## Material shown
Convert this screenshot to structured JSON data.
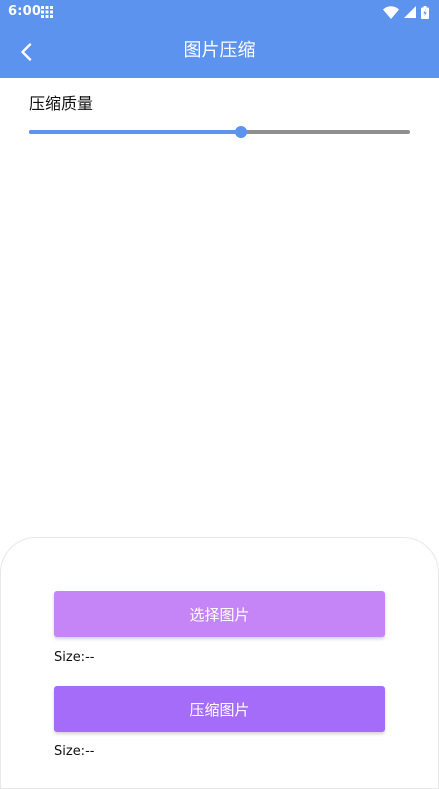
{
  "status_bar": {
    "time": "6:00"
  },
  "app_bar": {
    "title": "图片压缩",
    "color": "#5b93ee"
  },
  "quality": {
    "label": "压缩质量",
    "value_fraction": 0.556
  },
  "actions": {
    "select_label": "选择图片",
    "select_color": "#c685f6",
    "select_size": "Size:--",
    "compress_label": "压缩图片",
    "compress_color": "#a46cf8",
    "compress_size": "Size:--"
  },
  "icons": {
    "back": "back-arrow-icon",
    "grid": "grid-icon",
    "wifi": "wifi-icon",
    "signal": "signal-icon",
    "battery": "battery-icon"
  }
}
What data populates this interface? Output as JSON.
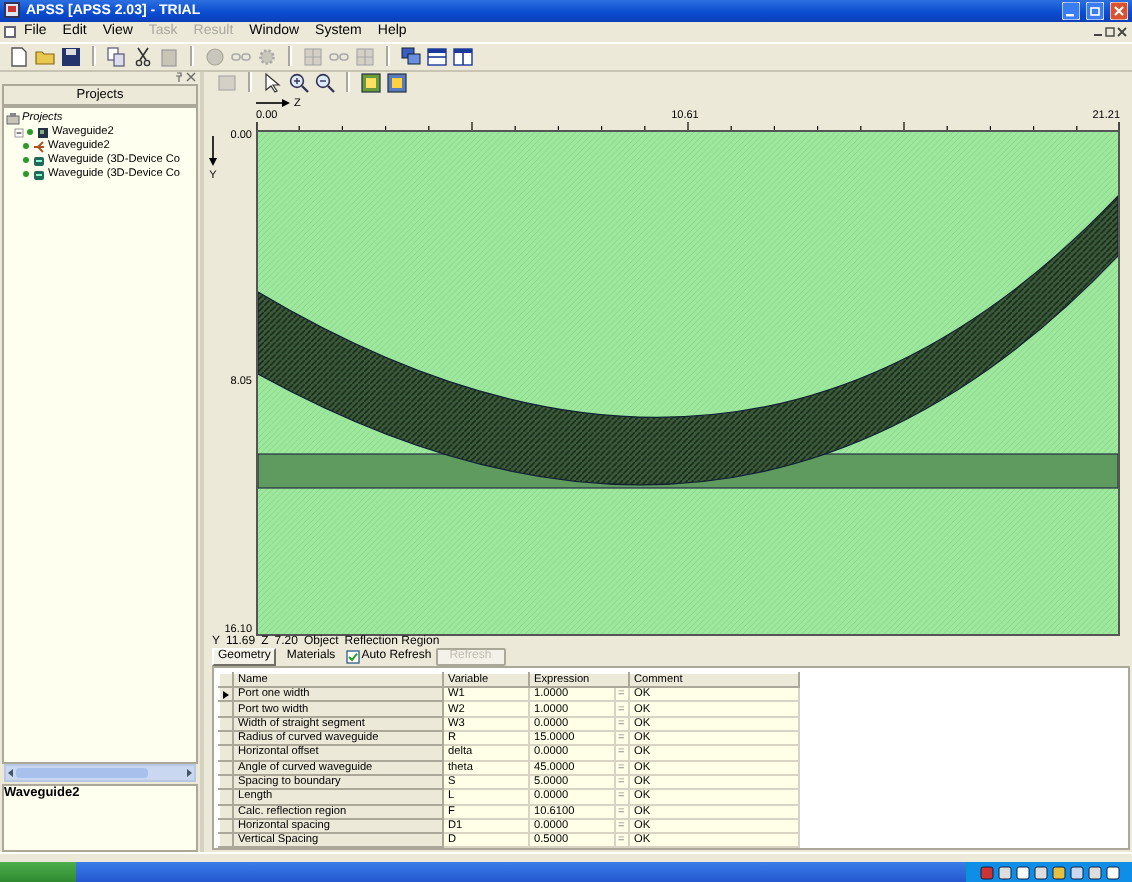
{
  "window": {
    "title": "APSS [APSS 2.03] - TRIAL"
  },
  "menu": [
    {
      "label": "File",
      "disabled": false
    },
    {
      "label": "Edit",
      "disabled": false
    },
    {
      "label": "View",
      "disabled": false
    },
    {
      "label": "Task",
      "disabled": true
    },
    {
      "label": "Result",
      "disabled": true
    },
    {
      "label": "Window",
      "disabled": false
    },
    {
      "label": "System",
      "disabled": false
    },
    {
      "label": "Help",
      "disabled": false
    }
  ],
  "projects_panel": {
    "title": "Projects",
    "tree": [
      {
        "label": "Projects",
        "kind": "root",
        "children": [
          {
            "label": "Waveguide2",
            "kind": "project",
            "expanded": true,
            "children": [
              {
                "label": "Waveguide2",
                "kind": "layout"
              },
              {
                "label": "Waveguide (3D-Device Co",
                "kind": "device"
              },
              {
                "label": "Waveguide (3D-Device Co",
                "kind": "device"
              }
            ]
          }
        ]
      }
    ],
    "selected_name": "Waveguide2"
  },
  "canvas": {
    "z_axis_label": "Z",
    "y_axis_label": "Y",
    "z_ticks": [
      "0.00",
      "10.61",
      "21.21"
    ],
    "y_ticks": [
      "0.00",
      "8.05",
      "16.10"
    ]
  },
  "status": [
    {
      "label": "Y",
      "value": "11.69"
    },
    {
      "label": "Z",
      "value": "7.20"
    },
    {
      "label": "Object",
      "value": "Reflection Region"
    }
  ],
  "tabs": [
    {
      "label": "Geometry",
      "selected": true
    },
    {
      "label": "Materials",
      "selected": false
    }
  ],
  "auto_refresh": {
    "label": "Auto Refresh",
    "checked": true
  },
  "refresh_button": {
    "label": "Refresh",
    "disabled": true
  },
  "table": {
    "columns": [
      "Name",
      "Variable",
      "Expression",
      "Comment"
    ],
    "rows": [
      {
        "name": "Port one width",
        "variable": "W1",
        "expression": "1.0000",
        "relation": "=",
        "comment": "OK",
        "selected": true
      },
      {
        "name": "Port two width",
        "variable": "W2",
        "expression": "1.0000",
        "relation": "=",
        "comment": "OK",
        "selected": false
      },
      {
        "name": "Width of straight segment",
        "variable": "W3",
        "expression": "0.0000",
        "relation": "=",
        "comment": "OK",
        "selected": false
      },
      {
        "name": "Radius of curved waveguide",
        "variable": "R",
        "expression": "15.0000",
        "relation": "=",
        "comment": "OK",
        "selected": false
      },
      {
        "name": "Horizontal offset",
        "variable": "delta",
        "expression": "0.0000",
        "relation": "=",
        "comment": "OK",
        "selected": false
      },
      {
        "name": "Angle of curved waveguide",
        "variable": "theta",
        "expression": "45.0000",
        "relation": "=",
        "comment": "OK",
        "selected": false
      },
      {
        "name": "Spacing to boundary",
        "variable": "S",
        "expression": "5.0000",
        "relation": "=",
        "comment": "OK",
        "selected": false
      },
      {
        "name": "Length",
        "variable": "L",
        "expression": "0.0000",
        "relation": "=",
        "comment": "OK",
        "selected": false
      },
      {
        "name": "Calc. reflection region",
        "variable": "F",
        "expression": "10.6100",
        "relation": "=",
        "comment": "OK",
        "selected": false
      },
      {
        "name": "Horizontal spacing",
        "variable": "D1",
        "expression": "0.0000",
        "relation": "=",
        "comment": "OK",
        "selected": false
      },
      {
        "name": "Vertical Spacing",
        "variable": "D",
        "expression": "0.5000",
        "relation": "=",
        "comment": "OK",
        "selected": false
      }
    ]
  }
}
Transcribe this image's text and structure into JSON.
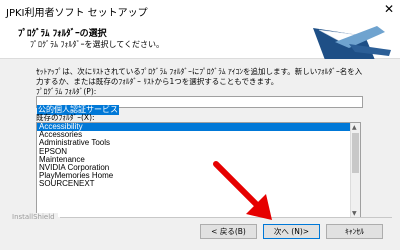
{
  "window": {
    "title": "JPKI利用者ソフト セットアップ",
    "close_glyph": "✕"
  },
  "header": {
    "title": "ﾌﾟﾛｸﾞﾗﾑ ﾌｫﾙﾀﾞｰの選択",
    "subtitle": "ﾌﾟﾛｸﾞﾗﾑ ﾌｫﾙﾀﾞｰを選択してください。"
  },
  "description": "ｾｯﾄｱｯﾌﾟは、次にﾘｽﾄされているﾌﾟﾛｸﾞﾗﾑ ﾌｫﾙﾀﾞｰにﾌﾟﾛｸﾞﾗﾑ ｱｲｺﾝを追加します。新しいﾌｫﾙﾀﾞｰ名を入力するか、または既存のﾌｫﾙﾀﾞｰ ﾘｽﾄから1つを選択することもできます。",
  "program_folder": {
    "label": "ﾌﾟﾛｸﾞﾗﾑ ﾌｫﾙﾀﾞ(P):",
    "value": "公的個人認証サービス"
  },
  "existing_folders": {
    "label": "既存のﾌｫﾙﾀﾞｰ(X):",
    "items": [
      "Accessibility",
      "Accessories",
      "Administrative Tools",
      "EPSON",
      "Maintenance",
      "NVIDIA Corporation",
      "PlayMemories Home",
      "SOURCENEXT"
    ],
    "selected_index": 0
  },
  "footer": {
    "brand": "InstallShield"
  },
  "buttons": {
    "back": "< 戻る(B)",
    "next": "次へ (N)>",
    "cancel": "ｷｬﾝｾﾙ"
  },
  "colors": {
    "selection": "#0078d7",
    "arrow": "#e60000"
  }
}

--

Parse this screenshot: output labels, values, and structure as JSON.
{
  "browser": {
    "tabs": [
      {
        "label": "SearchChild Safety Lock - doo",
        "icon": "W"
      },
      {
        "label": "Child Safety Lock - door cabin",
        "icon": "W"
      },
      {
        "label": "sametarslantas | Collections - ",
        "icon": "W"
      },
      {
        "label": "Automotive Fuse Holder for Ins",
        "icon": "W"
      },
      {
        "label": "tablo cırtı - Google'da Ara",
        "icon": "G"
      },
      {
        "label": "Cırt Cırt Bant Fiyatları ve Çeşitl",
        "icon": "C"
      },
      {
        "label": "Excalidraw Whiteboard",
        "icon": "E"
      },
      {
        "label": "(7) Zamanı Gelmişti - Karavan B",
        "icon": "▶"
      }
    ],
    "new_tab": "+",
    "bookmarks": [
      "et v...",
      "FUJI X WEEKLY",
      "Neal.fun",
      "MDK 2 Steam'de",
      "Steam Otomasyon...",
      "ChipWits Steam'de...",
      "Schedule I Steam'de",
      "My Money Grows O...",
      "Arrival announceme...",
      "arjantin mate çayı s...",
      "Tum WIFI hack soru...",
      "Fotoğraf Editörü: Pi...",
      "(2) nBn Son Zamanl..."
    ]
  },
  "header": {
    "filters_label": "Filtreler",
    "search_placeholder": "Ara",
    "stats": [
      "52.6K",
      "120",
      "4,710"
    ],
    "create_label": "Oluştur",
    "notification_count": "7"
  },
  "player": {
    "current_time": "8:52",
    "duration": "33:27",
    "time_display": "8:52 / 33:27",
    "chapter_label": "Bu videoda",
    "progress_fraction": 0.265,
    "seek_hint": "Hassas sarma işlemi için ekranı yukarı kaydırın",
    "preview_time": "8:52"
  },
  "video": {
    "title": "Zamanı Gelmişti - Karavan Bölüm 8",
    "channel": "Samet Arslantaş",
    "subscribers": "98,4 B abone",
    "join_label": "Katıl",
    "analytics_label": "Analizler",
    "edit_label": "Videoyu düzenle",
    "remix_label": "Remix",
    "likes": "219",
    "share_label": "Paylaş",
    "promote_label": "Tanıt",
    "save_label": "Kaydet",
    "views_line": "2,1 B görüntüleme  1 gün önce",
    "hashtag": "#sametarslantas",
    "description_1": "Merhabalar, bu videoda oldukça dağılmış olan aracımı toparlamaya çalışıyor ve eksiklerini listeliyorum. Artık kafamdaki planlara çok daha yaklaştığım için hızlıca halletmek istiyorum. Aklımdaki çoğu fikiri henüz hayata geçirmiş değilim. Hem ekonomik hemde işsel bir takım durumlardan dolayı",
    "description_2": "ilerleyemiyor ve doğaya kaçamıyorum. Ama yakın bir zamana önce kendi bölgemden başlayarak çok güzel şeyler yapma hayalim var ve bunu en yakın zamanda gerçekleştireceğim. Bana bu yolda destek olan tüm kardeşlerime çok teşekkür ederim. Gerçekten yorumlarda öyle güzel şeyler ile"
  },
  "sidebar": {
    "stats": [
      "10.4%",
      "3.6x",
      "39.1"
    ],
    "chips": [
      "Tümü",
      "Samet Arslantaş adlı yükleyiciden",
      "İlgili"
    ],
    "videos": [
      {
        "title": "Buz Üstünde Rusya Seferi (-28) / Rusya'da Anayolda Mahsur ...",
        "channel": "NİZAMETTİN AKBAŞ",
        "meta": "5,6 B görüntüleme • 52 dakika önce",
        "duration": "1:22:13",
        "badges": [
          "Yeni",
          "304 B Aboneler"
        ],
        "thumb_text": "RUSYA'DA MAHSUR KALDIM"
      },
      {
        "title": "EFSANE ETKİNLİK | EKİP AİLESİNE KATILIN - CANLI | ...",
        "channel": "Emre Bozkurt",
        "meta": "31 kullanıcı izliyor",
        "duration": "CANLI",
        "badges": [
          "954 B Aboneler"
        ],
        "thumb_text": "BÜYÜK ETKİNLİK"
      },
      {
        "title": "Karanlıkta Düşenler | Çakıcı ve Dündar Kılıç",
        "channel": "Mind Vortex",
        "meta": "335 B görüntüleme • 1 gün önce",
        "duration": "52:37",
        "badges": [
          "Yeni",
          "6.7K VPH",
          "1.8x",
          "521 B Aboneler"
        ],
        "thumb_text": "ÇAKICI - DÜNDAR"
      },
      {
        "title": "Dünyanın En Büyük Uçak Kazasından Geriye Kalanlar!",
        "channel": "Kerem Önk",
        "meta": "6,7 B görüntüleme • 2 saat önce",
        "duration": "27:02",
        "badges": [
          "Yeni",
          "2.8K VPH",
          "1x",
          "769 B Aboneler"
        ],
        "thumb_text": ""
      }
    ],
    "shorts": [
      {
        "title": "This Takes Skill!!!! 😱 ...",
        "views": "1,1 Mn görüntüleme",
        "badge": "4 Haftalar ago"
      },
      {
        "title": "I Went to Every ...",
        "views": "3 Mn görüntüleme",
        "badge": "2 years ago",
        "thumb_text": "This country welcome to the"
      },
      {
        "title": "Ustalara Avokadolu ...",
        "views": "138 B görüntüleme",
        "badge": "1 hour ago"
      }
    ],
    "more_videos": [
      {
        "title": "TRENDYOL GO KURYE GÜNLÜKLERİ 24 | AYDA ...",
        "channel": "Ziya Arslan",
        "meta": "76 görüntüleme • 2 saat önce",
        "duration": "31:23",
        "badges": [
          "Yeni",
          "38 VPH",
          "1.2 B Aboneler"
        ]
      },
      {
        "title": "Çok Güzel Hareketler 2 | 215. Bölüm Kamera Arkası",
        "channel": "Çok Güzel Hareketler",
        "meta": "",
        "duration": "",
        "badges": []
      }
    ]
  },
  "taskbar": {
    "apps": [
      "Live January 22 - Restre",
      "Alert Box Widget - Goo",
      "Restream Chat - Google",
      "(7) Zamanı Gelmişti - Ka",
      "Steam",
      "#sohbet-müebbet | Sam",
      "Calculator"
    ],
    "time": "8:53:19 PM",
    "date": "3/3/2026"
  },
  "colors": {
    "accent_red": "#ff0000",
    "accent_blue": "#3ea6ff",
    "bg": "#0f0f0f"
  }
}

## Description of the task
Select the lines from the entries that include the word "JSON".

## Exercise response
Convert this screenshot to structured JSON data.
What data populates this interface? Output as JSON.
Transcribe this image's text and structure into JSON.
Parse this screenshot: output labels, values, and structure as JSON.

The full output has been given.